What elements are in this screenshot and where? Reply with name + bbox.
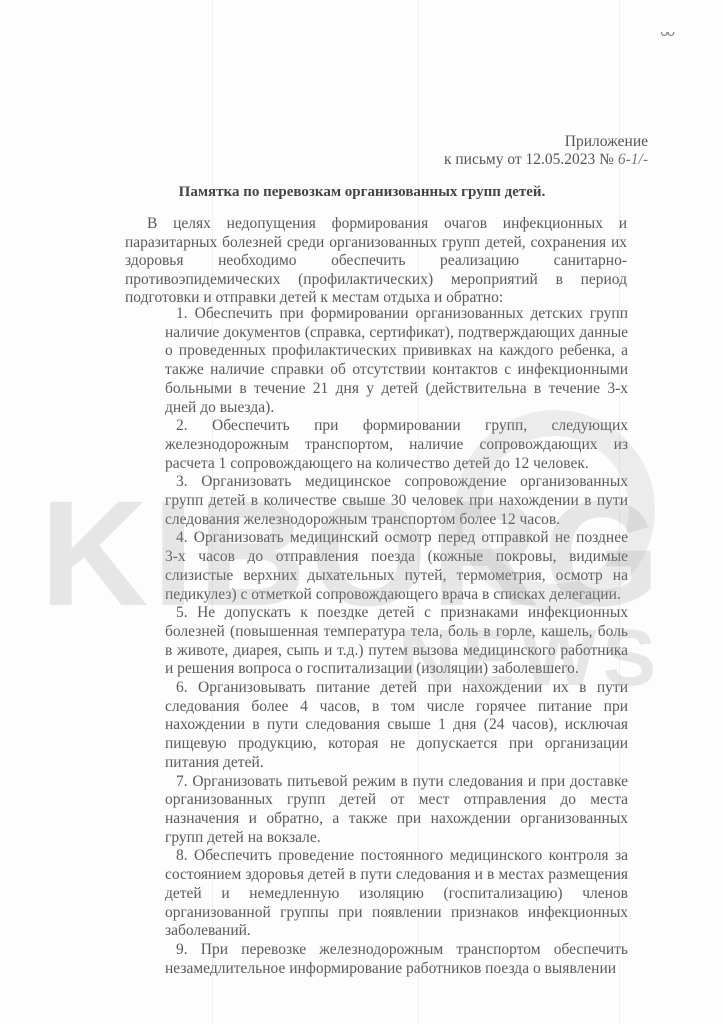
intro-paragraph: В целях недопущения формирования очагов … [125,215,627,308]
list-item: 1. Обеспечить при формировании организов… [165,305,628,417]
handwritten-mark: ᴗᴗ [660,24,673,40]
list-item: 8. Обеспечить проведение постоянного мед… [165,847,628,941]
appendix-reference: к письму от 12.05.2023 № 6-1/- [444,151,648,169]
list-item: 7. Организовать питьевой режим в пути сл… [165,773,628,848]
document-page: ᴗᴗ Приложение к письму от 12.05.2023 № 6… [0,0,724,1024]
watermark-logo-icon [455,410,655,610]
list-item: 6. Организовывать питание детей при нахо… [165,679,628,773]
appendix-label: Приложение [444,133,648,151]
document-title: Памятка по перевозкам организованных гру… [0,184,724,201]
appendix-header: Приложение к письму от 12.05.2023 № 6-1/… [444,133,648,169]
appendix-letter-date: к письму от 12.05.2023 № [444,151,614,168]
list-item: 5. Не допускать к поездке детей с призна… [165,604,628,679]
appendix-letter-number: 6-1/- [618,151,648,168]
list-item: 9. При перевозке железнодорожным транспо… [165,941,628,978]
measures-list: 1. Обеспечить при формировании организов… [165,305,628,978]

+---+

■ Directions for this task
Copy the listing above word for word, leaving out the picture.

■ Result of this task
What elements are in this screenshot and where? Reply with name + bbox.
intro-paragraph: В целях недопущения формирования очагов … [125,215,627,308]
list-item: 1. Обеспечить при формировании организов… [165,305,628,417]
handwritten-mark: ᴗᴗ [660,24,673,40]
list-item: 8. Обеспечить проведение постоянного мед… [165,847,628,941]
appendix-reference: к письму от 12.05.2023 № 6-1/- [444,151,648,169]
list-item: 7. Организовать питьевой режим в пути сл… [165,773,628,848]
document-page: ᴗᴗ Приложение к письму от 12.05.2023 № 6… [0,0,724,1024]
watermark-logo-icon [455,410,655,610]
list-item: 6. Организовывать питание детей при нахо… [165,679,628,773]
appendix-label: Приложение [444,133,648,151]
document-title: Памятка по перевозкам организованных гру… [0,184,724,201]
appendix-header: Приложение к письму от 12.05.2023 № 6-1/… [444,133,648,169]
appendix-letter-date: к письму от 12.05.2023 № [444,151,614,168]
list-item: 5. Не допускать к поездке детей с призна… [165,604,628,679]
appendix-letter-number: 6-1/- [618,151,648,168]
list-item: 9. При перевозке железнодорожным транспо… [165,941,628,978]
measures-list: 1. Обеспечить при формировании организов… [165,305,628,978]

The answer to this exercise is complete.